◆ TO BE DONE
Reply with the count of lines holding "this", nothing more.

◆ DATASET
┌──
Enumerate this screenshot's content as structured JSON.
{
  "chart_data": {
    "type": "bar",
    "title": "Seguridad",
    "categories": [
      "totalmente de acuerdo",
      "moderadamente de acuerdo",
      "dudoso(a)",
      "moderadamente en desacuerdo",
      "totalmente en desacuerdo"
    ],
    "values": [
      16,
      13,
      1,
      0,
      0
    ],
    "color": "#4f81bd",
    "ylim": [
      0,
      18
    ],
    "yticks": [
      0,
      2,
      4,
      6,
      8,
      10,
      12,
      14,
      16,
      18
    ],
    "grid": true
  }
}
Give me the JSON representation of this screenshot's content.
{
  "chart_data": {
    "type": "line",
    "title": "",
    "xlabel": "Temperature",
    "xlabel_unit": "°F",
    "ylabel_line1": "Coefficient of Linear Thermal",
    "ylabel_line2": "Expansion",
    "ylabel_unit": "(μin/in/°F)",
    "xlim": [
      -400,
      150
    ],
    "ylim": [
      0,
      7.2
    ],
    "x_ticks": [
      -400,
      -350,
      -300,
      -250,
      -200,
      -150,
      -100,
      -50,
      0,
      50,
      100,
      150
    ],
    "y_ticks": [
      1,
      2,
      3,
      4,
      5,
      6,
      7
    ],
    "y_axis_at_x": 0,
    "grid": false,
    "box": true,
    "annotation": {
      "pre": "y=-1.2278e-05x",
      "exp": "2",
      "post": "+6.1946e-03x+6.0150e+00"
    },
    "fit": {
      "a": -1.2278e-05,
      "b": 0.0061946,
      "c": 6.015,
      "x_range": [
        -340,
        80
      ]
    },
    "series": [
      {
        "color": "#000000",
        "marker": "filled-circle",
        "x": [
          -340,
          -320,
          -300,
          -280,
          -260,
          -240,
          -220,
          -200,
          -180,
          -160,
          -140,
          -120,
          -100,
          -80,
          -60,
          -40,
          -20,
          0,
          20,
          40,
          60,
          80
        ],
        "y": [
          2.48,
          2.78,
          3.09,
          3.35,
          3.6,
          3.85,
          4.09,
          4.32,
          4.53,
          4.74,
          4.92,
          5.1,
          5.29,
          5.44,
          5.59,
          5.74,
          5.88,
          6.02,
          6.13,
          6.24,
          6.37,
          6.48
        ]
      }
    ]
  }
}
└──
◆ TASK OUTPUT
2